INSTRUCTIONS TO FOLLOW: Format every line of the records below as a numbered list, skipping blank lines and omitting the pictures.

RECORD LIST:

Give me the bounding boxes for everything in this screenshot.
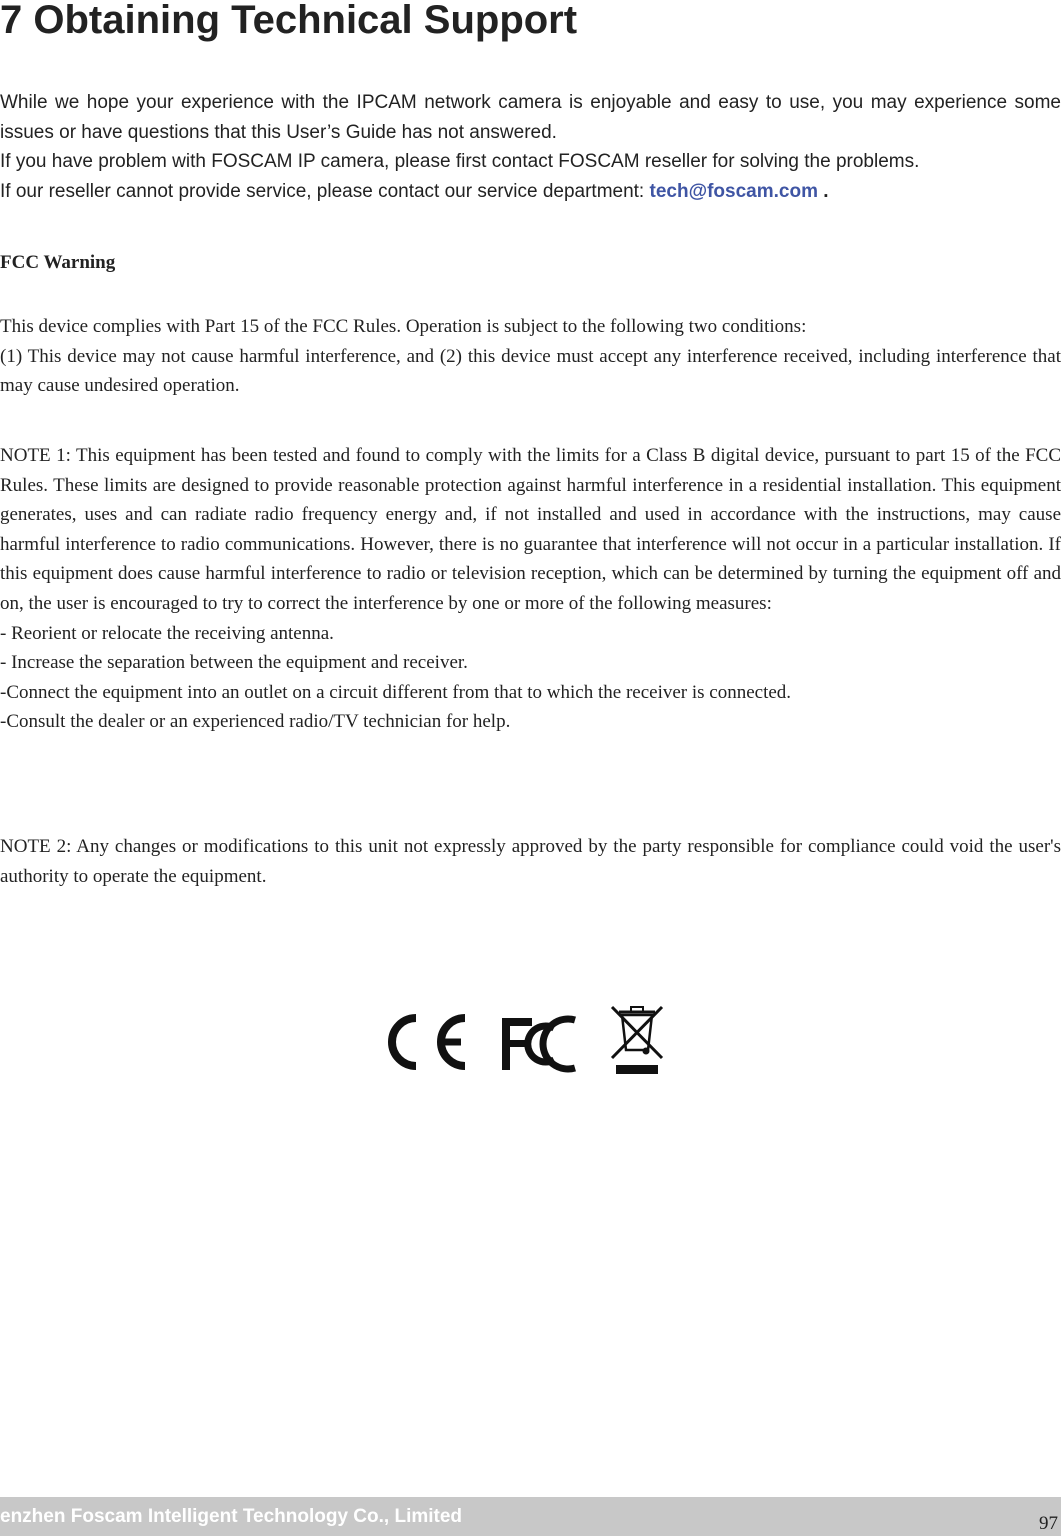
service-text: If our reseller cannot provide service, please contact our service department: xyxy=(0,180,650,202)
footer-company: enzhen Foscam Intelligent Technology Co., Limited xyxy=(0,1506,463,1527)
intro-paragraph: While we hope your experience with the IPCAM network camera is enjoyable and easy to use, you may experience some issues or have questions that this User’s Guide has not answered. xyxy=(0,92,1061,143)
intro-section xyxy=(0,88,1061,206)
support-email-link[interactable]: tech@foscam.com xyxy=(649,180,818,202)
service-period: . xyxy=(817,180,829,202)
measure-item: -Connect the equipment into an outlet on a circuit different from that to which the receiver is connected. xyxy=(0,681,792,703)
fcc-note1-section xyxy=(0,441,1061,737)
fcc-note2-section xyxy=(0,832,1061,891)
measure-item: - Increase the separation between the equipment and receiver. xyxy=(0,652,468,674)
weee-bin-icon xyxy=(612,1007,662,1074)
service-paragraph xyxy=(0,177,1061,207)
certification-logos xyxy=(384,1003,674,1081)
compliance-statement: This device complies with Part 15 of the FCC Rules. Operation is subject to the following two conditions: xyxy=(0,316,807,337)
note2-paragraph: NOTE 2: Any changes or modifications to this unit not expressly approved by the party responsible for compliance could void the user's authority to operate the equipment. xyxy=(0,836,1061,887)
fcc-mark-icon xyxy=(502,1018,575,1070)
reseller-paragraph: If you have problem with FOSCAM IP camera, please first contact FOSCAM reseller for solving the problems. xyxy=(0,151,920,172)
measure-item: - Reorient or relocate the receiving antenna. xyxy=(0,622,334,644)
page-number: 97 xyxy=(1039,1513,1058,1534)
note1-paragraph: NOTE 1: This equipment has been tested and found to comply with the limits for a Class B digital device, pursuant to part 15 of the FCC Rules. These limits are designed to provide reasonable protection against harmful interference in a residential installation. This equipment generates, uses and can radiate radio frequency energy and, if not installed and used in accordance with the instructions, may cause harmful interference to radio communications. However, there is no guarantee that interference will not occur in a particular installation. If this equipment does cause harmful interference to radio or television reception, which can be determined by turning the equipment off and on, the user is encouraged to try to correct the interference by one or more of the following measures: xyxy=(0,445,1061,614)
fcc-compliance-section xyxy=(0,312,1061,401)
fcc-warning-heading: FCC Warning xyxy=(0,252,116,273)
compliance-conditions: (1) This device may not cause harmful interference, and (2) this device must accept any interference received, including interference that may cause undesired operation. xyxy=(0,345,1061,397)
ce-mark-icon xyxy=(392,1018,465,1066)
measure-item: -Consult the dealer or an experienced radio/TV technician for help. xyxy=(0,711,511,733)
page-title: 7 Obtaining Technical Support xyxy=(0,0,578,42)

SOLUTION FOR THIS PROBLEM:
1. Give me the bounding boxes for everything in this screenshot.
2. service-text: If our reseller cannot provide service, please contact our service department: xyxy=(0,180,650,202)
3. footer-company: enzhen Foscam Intelligent Technology Co., Limited xyxy=(0,1506,463,1527)
4. intro-paragraph: While we hope your experience with the IPCAM network camera is enjoyable and easy to use, you may experience some issues or have questions that this User’s Guide has not answered. xyxy=(0,92,1061,143)
5. intro-section xyxy=(0,88,1061,206)
6. support-email-link[interactable]: tech@foscam.com xyxy=(649,180,818,202)
7. service-period: . xyxy=(817,180,829,202)
8. measure-item: -Connect the equipment into an outlet on a circuit different from that to which the receiver is connected. xyxy=(0,681,792,703)
9. fcc-note1-section xyxy=(0,441,1061,737)
10. fcc-note2-section xyxy=(0,832,1061,891)
11. measure-item: - Increase the separation between the equipment and receiver. xyxy=(0,652,468,674)
12. weee-bin-icon xyxy=(612,1007,662,1074)
13. service-paragraph xyxy=(0,177,1061,207)
14. certification-logos xyxy=(384,1003,674,1081)
15. compliance-statement: This device complies with Part 15 of the FCC Rules. Operation is subject to the following two conditions: xyxy=(0,316,807,337)
16. note2-paragraph: NOTE 2: Any changes or modifications to this unit not expressly approved by the party responsible for compliance could void the user's authority to operate the equipment. xyxy=(0,836,1061,887)
17. fcc-mark-icon xyxy=(502,1018,575,1070)
18. reseller-paragraph: If you have problem with FOSCAM IP camera, please first contact FOSCAM reseller for solving the problems. xyxy=(0,151,920,172)
19. measure-item: - Reorient or relocate the receiving antenna. xyxy=(0,622,334,644)
20. page-number: 97 xyxy=(1039,1513,1058,1534)
21. note1-paragraph: NOTE 1: This equipment has been tested and found to comply with the limits for a Class B digital device, pursuant to part 15 of the FCC Rules. These limits are designed to provide reasonable protection against harmful interference in a residential installation. This equipment generates, uses and can radiate radio frequency energy and, if not installed and used in accordance with the instructions, may cause harmful interference to radio communications. However, there is no guarantee that interference will not occur in a particular installation. If this equipment does cause harmful interference to radio or television reception, which can be determined by turning the equipment off and on, the user is encouraged to try to correct the interference by one or more of the following measures: xyxy=(0,445,1061,614)
22. fcc-compliance-section xyxy=(0,312,1061,401)
23. fcc-warning-heading: FCC Warning xyxy=(0,252,116,273)
24. compliance-conditions: (1) This device may not cause harmful interference, and (2) this device must accept any interference received, including interference that may cause undesired operation. xyxy=(0,345,1061,397)
25. ce-mark-icon xyxy=(392,1018,465,1066)
26. measure-item: -Consult the dealer or an experienced radio/TV technician for help. xyxy=(0,711,511,733)
27. page-title: 7 Obtaining Technical Support xyxy=(0,0,578,42)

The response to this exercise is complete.